• [TASK TO CARRY OUT] Transcribe every record that appears below, exactly and in full.

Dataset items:
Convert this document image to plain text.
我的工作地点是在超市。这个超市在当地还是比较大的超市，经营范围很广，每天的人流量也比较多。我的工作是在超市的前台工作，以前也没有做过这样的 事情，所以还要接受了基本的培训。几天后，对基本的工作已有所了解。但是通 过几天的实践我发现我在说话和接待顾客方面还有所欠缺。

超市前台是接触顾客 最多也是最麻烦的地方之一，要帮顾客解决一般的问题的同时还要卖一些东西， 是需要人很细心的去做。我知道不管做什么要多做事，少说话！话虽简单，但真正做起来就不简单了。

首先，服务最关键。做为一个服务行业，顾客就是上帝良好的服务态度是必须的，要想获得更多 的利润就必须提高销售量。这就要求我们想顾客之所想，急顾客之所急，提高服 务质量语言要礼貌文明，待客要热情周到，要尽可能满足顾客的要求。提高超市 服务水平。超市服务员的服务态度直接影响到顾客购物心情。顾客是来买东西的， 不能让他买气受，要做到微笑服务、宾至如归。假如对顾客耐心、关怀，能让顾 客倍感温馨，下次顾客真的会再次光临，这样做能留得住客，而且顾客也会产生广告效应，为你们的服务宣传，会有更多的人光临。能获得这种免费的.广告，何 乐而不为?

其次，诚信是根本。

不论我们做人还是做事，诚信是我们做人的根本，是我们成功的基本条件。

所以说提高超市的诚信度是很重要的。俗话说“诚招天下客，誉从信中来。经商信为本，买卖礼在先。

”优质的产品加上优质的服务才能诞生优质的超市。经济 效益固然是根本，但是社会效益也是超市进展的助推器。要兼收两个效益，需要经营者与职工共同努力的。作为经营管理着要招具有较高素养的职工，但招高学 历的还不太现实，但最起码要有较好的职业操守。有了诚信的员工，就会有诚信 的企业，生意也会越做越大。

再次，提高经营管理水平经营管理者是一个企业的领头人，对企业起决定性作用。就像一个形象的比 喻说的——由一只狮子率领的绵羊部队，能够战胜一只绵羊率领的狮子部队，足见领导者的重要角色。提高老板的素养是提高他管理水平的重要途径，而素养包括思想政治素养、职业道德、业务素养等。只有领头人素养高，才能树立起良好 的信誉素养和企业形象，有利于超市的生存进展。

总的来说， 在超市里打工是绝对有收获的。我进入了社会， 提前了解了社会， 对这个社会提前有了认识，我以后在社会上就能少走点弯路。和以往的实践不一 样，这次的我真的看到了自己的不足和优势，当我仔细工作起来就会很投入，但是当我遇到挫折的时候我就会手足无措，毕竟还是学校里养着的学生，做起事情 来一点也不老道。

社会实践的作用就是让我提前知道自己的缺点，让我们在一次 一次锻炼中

• [SOLUTION]
Convert this document image to plain text.
我的工作地点是在超市。这个超市在当地还是比较大的超市，经营范围很广，每天的人流量也比较多。我的工作是在超市的前台工作，以前也没有做过这样的 事情，所以还要接受了基本的培训。几天后，对基本的工作已有所了解。但是通 过几天的实践我发现我在说话和接待顾客方面还有所欠缺。

超市前台是接触顾客 最多也是最麻烦的地方之一，要帮顾客解决一般的问题的同时还要卖一些东西， 是需要人很细心的去做。我知道不管做什么要多做事，少说话！话虽简单，但真正做起来就不简单了。

首先，服务最关键。做为一个服务行业，顾客就是上帝良好的服务态度是必须的，要想获得更多 的利润就必须提高销售量。这就要求我们想顾客之所想，急顾客之所急，提高服 务质量语言要礼貌文明，待客要热情周到，要尽可能满足顾客的要求。提高超市 服务水平。超市服务员的服务态度直接影响到顾客购物心情。顾客是来买东西的， 不能让他买气受，要做到微笑服务、宾至如归。假如对顾客耐心、关怀，能让顾 客倍感温馨，下次顾客真的会再次光临，这样做能留得住客，而且顾客也会产生广告效应，为你们的服务宣传，会有更多的人光临。能获得这种免费的.广告，何 乐而不为?

其次，诚信是根本。

不论我们做人还是做事，诚信是我们做人的根本，是我们成功的基本条件。

所以说提高超市的诚信度是很重要的。俗话说“诚招天下客，誉从信中来。经商信为本，买卖礼在先。

”优质的产品加上优质的服务才能诞生优质的超市。经济 效益固然是根本，但是社会效益也是超市进展的助推器。要兼收两个效益，需要经营者与职工共同努力的。作为经营管理着要招具有较高素养的职工，但招高学 历的还不太现实，但最起码要有较好的职业操守。有了诚信的员工，就会有诚信 的企业，生意也会越做越大。

再次，提高经营管理水平经营管理者是一个企业的领头人，对企业起决定性作用。就像一个形象的比 喻说的——由一只狮子率领的绵羊部队，能够战胜一只绵羊率领的狮子部队，足见领导者的重要角色。提高老板的素养是提高他管理水平的重要途径，而素养包括思想政治素养、职业道德、业务素养等。只有领头人素养高，才能树立起良好 的信誉素养和企业形象，有利于超市的生存进展。

总的来说， 在超市里打工是绝对有收获的。我进入了社会， 提前了解了社会， 对这个社会提前有了认识，我以后在社会上就能少走点弯路。和以往的实践不一 样，这次的我真的看到了自己的不足和优势，当我仔细工作起来就会很投入，但是当我遇到挫折的时候我就会手足无措，毕竟还是学校里养着的学生，做起事情 来一点也不老道。

社会实践的作用就是让我提前知道自己的缺点，让我们在一次 一次锻炼中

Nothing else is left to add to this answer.